### PROBLEM STATEMENT
For the entries that follow, state how many lines include the word "Thongchai", giving the number and nothing else.

'''

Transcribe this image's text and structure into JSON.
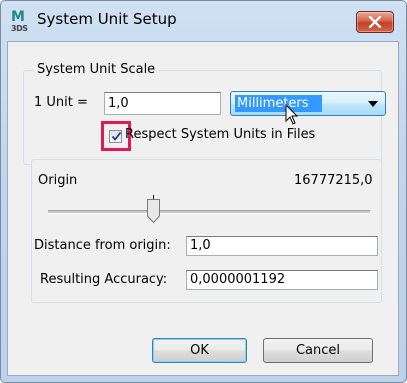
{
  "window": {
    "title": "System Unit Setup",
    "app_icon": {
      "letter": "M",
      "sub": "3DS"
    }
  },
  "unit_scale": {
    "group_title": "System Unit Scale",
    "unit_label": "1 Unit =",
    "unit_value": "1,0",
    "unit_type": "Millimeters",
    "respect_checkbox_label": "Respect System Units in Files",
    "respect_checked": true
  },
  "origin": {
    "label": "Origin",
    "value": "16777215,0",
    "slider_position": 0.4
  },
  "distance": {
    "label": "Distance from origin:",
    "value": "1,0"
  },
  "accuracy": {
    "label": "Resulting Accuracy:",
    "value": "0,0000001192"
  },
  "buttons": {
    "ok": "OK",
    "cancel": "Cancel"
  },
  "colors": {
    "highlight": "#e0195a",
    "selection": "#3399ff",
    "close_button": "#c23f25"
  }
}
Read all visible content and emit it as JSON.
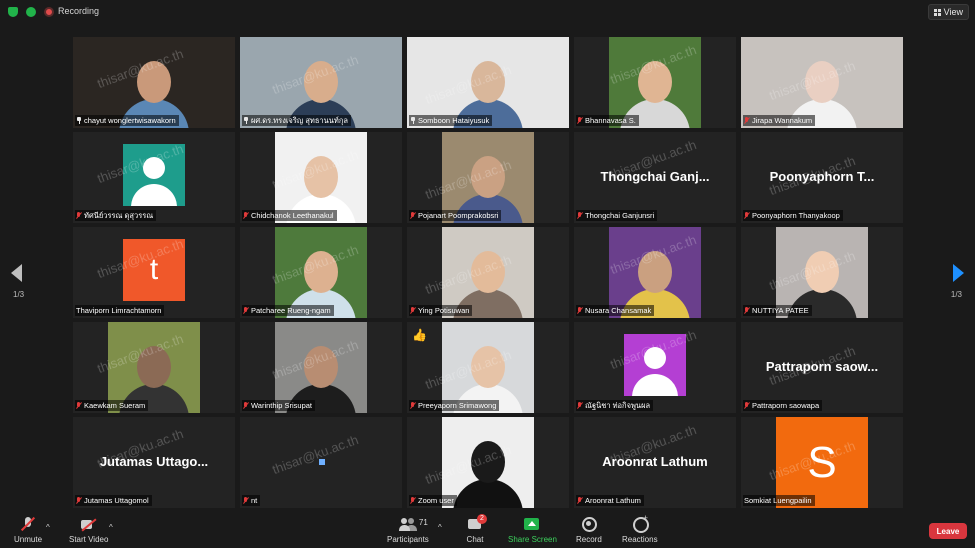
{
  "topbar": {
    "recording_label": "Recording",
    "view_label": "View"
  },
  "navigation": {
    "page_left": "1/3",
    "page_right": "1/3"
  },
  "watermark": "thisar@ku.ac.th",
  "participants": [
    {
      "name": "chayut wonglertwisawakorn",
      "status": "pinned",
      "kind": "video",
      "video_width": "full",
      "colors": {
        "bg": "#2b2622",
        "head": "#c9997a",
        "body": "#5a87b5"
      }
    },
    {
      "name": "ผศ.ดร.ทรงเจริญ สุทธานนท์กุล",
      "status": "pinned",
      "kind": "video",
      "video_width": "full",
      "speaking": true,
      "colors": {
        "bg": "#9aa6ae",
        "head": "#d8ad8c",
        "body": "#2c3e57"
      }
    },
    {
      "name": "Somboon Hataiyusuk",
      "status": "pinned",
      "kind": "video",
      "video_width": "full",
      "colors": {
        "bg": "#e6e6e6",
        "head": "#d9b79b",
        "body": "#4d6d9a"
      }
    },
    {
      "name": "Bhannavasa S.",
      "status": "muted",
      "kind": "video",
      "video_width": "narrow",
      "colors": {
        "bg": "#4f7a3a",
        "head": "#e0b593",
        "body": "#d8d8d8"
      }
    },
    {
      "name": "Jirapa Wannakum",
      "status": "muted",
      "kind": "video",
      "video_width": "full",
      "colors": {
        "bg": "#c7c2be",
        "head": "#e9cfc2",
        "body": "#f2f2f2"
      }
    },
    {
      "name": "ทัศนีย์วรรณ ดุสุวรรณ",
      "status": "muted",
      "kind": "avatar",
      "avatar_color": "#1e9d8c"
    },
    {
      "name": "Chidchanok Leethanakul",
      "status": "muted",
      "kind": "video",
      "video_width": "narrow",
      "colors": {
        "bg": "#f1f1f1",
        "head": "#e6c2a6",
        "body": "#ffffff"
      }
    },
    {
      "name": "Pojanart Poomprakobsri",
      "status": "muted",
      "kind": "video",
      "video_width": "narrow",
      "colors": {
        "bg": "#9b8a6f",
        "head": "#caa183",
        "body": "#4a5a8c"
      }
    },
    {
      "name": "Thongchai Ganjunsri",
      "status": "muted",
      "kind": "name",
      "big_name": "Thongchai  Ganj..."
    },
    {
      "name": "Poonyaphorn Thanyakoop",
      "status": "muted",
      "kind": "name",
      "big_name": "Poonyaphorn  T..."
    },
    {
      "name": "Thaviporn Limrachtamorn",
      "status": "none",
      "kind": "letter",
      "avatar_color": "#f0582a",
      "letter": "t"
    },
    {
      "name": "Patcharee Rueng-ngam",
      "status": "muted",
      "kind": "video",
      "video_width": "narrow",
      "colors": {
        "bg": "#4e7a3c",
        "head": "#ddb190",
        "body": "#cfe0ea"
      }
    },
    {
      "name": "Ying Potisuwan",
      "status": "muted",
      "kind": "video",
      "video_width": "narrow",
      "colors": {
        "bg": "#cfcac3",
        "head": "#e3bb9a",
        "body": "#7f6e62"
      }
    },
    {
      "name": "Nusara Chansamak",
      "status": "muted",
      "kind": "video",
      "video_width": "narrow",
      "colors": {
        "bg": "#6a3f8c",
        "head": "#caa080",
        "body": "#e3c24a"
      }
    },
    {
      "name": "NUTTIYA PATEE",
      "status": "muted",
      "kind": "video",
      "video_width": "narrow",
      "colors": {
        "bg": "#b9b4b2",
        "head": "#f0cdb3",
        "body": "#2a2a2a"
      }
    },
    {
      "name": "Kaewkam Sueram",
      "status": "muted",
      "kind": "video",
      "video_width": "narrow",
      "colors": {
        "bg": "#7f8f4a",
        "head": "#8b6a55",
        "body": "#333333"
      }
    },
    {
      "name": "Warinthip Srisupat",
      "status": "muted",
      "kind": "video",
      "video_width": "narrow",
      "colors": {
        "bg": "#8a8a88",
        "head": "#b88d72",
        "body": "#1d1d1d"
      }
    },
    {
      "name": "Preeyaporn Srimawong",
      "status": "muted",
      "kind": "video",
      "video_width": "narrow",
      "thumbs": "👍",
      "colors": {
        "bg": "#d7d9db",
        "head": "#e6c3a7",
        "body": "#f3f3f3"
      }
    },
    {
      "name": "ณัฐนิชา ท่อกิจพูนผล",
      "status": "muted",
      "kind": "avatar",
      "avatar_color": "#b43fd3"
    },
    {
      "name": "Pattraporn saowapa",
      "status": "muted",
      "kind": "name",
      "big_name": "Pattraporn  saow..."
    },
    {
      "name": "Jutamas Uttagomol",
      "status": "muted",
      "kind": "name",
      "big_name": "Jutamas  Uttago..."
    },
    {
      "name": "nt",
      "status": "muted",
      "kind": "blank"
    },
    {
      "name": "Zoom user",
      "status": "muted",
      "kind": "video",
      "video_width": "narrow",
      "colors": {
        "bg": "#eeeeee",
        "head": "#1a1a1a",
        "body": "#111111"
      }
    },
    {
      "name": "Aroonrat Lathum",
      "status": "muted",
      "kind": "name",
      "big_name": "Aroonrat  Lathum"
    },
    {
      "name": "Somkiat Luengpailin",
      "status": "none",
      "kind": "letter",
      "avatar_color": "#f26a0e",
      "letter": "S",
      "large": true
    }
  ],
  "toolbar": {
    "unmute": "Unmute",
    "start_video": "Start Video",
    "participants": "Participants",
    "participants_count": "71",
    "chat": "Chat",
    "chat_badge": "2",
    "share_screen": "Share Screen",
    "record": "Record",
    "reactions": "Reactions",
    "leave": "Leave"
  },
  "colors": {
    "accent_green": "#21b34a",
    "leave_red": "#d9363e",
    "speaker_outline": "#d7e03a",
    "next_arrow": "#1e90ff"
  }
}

'''

### RESULT BELOW
2